BEGIN EXERCISE DATA
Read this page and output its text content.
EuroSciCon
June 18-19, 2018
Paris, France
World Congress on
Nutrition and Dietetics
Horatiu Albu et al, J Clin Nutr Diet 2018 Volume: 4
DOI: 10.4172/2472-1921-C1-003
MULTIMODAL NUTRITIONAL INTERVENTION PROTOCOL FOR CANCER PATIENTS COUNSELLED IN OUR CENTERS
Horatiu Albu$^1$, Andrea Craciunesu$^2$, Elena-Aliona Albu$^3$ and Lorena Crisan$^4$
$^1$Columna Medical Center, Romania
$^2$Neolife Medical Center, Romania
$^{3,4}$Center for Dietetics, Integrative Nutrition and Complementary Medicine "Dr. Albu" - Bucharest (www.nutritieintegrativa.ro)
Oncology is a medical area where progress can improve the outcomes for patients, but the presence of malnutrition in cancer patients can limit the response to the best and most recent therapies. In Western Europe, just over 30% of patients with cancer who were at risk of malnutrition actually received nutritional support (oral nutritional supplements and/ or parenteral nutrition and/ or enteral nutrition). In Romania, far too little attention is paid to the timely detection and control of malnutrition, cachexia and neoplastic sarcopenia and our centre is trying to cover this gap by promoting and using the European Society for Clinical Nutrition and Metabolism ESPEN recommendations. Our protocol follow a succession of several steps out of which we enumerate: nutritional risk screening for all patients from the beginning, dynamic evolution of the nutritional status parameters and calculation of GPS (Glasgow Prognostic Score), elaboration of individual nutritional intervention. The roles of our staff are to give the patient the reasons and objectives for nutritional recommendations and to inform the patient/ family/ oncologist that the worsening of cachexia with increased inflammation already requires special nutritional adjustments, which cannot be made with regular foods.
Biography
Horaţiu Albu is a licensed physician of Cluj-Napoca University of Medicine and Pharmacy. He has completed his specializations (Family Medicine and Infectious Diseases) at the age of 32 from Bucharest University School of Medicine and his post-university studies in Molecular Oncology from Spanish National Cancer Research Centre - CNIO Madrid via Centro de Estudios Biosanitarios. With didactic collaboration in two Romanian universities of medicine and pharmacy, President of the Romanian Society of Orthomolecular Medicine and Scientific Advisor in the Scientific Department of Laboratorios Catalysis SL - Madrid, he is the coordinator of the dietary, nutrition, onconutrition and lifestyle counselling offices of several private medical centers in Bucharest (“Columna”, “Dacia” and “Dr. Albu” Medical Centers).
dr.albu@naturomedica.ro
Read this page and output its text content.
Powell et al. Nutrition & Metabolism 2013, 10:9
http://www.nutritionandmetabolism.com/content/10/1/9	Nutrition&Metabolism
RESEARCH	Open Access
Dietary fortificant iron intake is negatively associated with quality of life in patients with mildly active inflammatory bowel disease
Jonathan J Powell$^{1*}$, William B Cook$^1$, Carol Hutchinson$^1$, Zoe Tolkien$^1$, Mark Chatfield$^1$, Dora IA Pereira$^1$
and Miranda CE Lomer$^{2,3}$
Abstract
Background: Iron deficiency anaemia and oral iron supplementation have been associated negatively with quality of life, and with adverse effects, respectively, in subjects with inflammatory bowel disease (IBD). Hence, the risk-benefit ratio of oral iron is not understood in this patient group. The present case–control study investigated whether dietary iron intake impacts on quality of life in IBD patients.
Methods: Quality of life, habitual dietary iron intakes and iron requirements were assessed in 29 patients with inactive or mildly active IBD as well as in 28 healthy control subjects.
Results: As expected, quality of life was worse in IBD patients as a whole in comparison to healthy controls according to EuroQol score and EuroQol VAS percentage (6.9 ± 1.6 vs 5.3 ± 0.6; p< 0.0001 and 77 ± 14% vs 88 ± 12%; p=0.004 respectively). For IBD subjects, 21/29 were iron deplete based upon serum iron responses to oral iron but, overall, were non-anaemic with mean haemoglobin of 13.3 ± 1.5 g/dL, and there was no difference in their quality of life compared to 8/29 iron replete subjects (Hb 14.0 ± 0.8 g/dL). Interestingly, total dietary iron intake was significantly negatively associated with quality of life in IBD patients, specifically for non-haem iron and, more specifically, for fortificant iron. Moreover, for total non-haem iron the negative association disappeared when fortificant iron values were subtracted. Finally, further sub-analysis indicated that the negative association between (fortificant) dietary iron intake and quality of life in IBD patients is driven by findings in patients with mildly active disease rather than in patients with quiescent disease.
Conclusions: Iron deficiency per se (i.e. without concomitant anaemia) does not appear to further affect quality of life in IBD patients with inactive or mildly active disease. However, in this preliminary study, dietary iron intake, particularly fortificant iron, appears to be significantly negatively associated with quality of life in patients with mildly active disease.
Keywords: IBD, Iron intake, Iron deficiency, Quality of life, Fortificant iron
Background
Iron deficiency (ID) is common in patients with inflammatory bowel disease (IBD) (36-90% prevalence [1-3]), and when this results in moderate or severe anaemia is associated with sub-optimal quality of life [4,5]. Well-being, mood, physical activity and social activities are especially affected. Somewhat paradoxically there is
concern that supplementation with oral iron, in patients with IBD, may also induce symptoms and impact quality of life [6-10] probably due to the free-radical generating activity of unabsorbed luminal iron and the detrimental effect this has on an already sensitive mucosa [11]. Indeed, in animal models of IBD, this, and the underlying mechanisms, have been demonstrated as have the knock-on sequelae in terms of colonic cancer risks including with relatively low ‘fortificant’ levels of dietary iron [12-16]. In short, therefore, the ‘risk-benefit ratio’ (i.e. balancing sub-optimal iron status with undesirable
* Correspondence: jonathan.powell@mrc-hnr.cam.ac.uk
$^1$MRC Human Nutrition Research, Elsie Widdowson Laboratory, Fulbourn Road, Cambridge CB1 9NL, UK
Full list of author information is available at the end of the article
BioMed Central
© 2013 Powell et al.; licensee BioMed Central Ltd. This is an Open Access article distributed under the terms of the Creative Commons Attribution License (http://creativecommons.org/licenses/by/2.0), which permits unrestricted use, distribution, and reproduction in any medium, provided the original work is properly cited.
END EXERCISE DATA
» PROBLEM STATEMENT: Work out how many lines of the data above contain the string "inactive" and give the number alone.

» EXERCISE OUTPUT: 2